◆ Task statement
Copy out all lines with the word "дворе" in them.

Items listed in a dataset:

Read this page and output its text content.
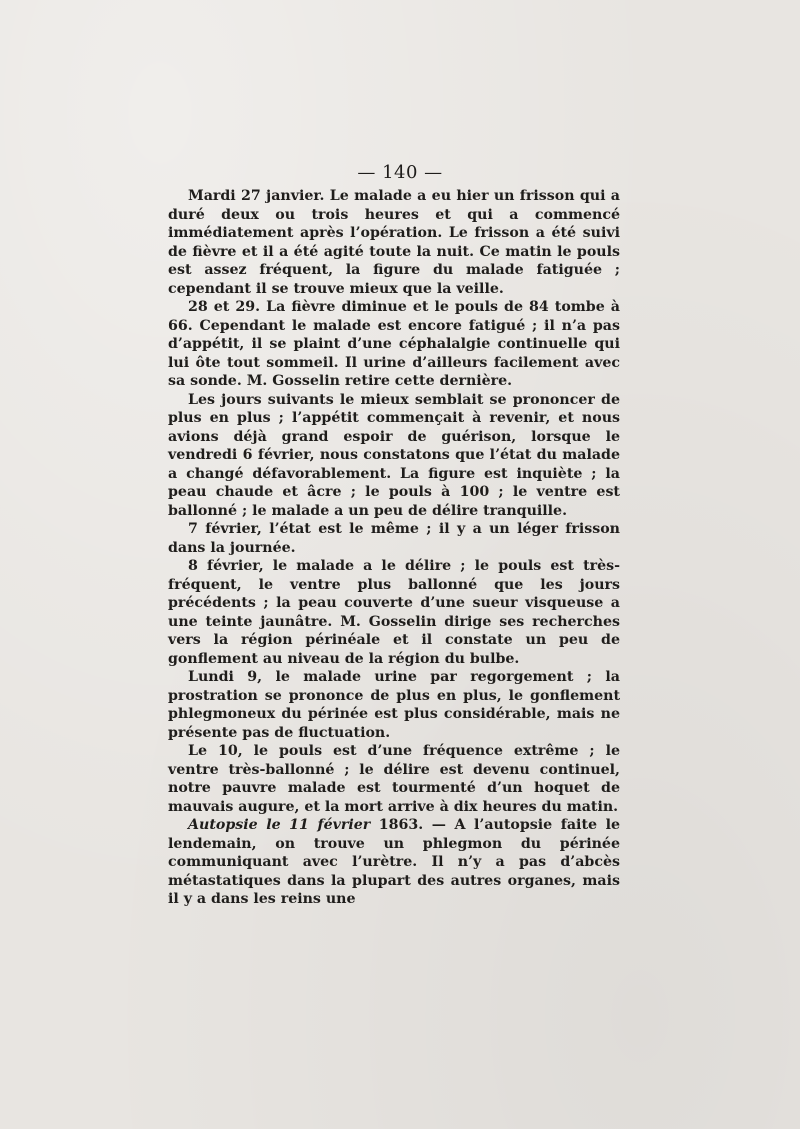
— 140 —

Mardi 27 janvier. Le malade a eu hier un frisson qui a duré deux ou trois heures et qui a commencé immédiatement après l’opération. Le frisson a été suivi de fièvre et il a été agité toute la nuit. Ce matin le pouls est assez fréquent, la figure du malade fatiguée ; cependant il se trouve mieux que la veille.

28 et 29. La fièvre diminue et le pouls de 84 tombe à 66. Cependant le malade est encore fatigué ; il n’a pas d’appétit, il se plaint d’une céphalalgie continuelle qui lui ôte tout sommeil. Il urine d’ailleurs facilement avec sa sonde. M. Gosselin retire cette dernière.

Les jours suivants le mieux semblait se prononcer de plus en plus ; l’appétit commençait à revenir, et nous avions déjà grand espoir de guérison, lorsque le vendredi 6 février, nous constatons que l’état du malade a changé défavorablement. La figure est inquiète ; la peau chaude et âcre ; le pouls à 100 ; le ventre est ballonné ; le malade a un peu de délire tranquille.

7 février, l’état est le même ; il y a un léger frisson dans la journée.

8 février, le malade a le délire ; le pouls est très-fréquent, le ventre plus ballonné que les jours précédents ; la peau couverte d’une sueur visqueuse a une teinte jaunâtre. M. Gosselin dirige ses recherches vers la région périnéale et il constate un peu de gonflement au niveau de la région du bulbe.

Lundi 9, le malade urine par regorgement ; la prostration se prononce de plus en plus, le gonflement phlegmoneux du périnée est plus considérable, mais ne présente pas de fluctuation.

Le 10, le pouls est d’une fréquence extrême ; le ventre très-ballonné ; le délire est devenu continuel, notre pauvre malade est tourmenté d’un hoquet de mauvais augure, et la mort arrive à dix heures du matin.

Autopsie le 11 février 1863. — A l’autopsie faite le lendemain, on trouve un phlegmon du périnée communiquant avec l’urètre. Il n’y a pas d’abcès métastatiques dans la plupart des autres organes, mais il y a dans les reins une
---
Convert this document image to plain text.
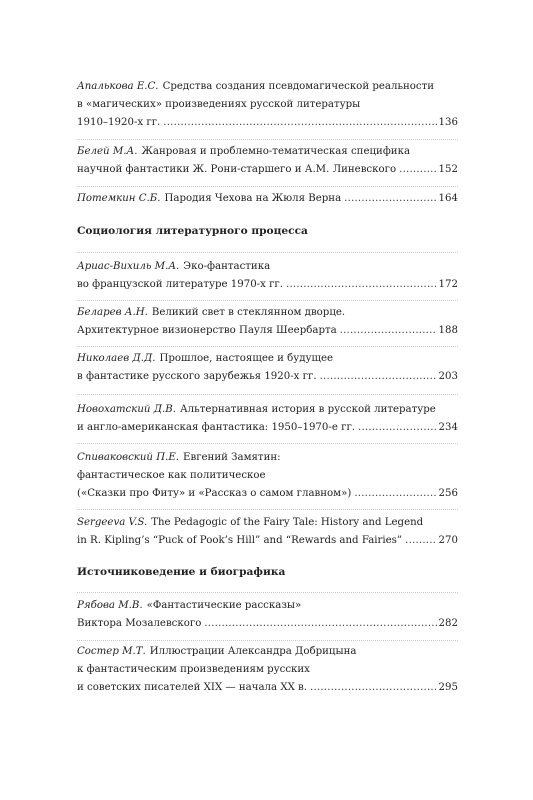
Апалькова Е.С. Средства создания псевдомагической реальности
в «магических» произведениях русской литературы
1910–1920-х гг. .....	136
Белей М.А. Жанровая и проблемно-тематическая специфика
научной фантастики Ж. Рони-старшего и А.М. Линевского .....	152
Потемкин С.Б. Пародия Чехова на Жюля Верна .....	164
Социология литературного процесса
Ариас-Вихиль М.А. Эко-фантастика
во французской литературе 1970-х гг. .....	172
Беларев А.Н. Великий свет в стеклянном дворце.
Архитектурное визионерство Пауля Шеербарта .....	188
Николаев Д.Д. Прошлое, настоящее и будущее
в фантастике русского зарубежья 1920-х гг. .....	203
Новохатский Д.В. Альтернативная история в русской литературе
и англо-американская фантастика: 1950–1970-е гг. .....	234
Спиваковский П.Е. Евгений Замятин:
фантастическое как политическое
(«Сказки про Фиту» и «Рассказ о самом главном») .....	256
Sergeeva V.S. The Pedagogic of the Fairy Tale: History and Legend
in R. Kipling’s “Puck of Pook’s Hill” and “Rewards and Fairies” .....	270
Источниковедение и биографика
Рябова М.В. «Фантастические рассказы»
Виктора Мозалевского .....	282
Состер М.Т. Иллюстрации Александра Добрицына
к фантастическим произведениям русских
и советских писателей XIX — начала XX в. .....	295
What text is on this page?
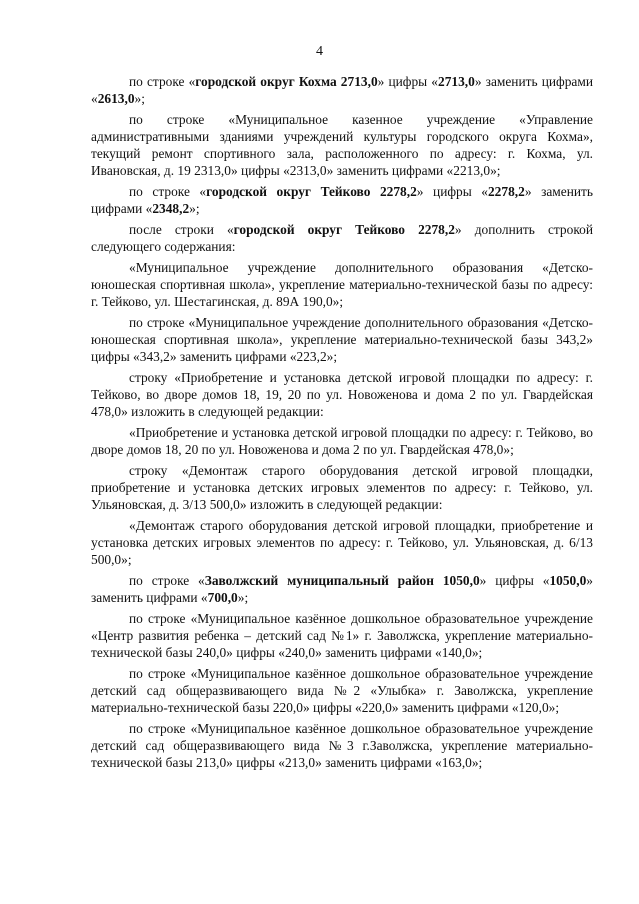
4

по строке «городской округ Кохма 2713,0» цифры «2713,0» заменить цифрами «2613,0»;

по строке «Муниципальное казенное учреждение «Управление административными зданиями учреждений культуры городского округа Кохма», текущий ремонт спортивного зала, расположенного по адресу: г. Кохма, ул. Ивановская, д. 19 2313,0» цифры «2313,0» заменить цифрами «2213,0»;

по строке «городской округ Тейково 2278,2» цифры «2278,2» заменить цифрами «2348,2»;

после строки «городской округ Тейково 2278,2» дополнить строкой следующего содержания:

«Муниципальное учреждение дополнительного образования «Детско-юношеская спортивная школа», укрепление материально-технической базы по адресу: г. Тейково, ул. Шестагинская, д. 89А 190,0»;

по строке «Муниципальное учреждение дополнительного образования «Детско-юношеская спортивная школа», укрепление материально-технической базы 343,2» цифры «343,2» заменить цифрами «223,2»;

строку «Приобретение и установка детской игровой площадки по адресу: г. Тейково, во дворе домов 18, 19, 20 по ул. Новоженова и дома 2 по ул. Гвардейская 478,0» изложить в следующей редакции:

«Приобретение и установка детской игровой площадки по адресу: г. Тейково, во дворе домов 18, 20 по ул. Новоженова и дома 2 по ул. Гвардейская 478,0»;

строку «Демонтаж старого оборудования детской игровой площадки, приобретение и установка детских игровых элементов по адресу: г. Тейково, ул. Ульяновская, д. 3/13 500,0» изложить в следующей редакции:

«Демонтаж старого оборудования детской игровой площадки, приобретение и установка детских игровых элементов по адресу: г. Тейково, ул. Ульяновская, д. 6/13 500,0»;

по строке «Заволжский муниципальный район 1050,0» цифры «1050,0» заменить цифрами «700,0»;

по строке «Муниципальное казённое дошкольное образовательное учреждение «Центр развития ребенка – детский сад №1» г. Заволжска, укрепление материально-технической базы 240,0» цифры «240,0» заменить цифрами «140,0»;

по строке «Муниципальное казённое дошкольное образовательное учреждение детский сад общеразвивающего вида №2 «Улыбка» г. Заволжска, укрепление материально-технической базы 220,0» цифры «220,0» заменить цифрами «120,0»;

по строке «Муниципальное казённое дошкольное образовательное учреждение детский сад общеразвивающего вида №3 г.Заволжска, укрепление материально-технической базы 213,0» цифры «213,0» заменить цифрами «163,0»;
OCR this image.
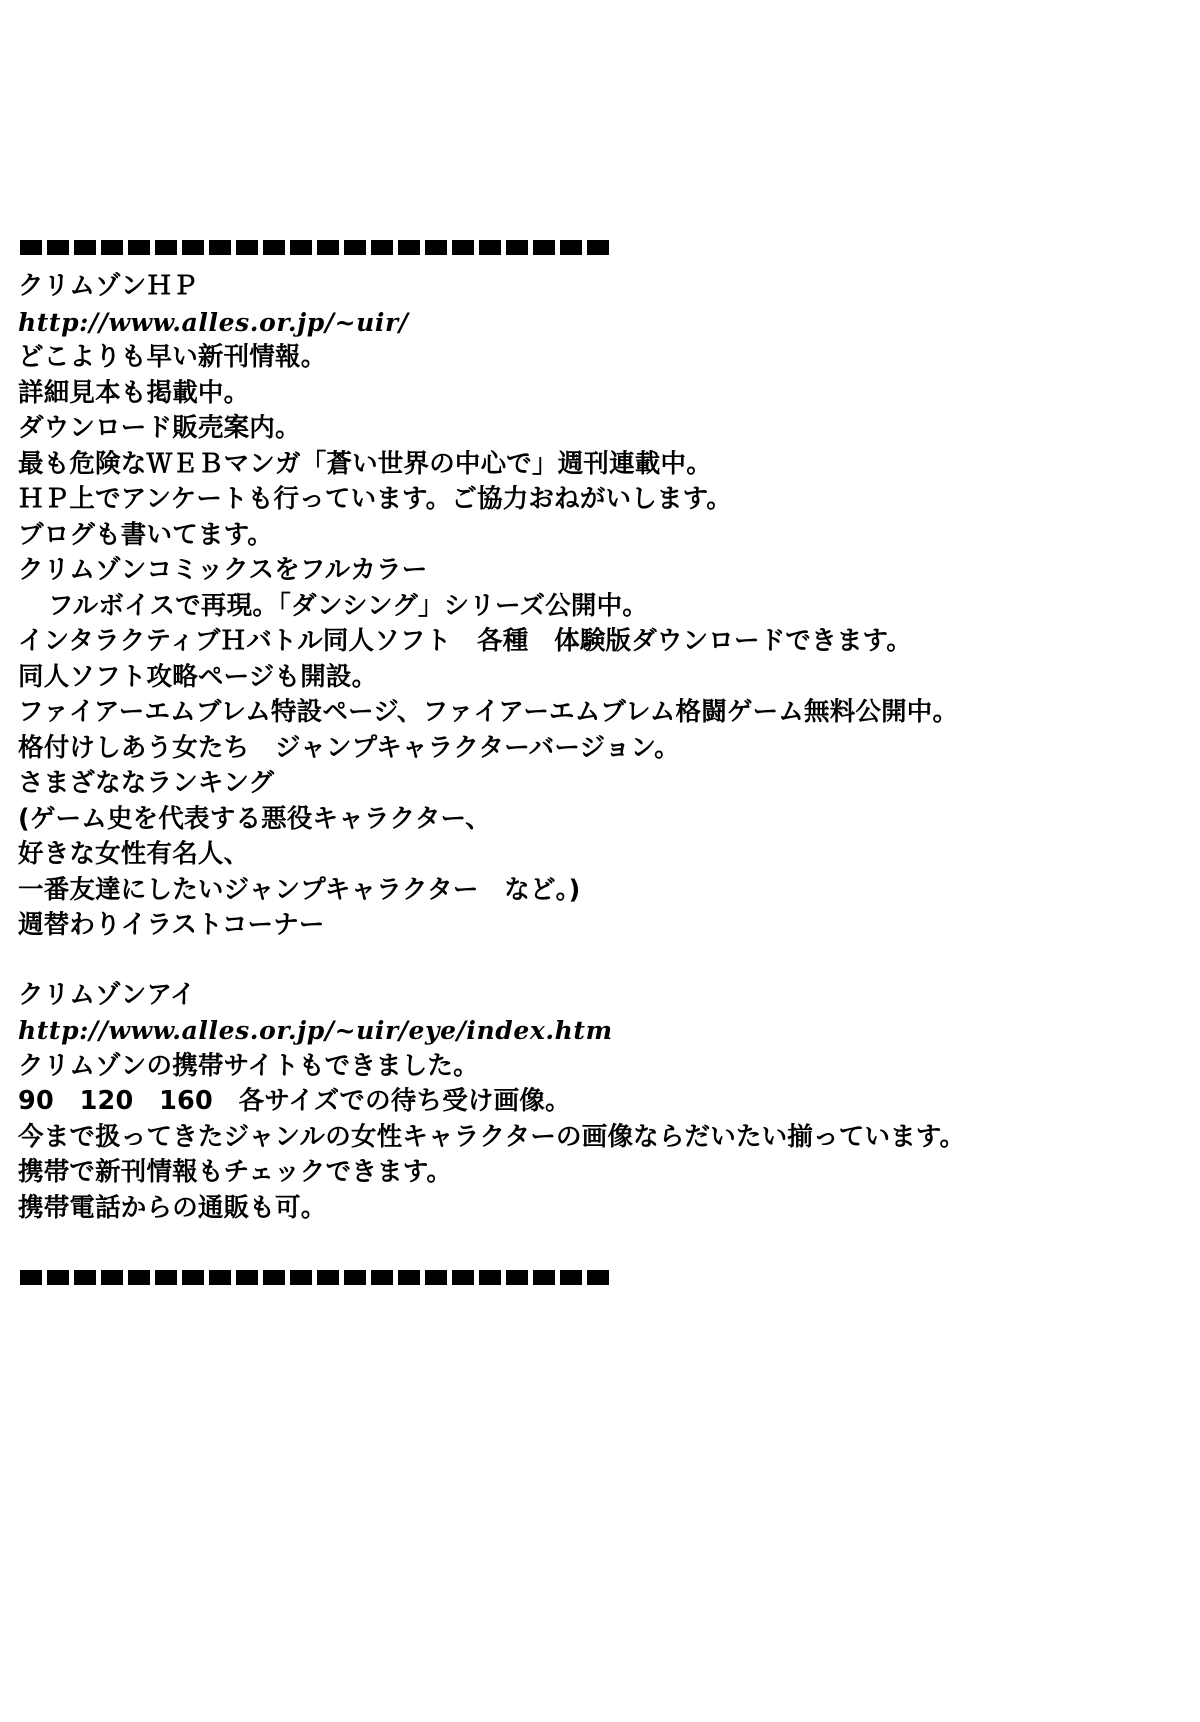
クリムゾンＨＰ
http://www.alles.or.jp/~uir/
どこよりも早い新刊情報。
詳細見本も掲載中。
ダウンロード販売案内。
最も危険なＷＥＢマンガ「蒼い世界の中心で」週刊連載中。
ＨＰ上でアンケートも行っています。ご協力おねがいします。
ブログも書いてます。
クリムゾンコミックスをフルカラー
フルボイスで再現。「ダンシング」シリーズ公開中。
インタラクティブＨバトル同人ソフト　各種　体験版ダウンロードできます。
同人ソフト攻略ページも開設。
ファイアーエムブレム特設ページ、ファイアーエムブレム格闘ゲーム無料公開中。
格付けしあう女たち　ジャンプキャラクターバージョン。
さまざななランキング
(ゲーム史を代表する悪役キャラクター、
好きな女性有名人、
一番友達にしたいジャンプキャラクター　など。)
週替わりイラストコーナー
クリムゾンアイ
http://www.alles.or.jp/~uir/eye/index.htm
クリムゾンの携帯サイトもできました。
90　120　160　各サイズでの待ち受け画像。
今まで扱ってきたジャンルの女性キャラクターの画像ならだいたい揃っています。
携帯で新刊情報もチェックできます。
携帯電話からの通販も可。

◆ Answer to the task
строку «Приобретение и установка детской игровой площадки по адресу: г. Тейково, во дворе домов 18, 19, 20 по ул. Новоженова и дома 2 по ул. Гвардейская 478,0» изложить в следующей редакции:
«Приобретение и установка детской игровой площадки по адресу: г. Тейково, во дворе домов 18, 20 по ул. Новоженова и дома 2 по ул. Гвардейская 478,0»;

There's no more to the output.